To do -> Scan the data below for the string "charged". Show every line where it turns up.

Rows from a figure dataset ->
##########
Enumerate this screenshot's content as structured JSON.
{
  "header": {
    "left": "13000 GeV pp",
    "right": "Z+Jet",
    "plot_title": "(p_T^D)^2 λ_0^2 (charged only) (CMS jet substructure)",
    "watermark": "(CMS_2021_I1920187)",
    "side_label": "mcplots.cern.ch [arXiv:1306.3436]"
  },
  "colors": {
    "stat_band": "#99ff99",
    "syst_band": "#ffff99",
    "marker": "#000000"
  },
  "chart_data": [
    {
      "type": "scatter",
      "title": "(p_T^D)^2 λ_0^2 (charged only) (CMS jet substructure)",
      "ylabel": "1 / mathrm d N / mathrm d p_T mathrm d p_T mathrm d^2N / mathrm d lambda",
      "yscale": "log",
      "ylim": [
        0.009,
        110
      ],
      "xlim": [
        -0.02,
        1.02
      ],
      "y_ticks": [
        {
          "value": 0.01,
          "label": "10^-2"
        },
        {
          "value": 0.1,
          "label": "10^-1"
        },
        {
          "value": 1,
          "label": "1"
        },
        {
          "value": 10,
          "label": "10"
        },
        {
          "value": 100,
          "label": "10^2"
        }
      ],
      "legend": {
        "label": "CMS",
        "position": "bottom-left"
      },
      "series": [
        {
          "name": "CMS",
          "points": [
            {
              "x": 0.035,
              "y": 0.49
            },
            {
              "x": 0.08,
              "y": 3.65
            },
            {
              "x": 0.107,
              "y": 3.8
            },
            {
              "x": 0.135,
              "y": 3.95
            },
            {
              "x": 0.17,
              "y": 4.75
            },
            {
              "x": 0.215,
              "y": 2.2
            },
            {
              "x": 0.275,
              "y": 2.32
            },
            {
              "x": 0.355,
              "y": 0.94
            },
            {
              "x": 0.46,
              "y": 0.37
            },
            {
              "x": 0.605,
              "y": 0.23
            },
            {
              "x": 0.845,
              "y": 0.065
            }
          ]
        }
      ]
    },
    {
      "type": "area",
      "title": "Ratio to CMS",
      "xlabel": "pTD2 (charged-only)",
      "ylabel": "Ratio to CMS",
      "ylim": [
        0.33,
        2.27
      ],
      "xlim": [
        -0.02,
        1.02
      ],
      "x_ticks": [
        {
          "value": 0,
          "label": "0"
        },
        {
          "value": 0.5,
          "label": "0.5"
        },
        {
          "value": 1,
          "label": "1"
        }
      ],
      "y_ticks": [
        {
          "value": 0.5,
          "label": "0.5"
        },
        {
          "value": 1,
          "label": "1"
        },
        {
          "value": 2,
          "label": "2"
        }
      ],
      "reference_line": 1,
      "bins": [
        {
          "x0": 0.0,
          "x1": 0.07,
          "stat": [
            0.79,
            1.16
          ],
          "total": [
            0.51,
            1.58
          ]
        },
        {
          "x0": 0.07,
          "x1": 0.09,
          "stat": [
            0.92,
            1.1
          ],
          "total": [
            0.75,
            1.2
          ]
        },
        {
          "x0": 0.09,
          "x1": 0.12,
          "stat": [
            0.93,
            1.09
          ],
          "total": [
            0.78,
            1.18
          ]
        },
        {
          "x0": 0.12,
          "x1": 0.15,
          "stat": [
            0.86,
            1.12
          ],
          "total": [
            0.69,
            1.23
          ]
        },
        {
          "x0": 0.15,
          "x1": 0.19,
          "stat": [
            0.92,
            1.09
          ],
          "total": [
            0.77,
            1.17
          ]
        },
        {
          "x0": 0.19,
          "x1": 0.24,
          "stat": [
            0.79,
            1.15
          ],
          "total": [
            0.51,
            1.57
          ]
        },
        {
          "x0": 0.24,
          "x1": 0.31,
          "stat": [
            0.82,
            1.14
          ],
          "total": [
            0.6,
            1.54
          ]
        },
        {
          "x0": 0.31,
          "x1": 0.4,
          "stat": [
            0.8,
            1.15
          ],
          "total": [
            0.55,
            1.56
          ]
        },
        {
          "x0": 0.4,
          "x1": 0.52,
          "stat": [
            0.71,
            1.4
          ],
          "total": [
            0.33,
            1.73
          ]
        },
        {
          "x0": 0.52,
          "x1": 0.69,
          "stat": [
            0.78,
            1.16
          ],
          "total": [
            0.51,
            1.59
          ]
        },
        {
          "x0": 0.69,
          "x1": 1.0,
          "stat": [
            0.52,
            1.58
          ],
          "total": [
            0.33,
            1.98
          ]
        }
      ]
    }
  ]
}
##########
Completed exercise ->
    "plot_title": "(p_T^D)^2 λ_0^2 (charged only) (CMS jet substructure)",
      "title": "(p_T^D)^2 λ_0^2 (charged only) (CMS jet substructure)",
      "xlabel": "pTD2 (charged-only)",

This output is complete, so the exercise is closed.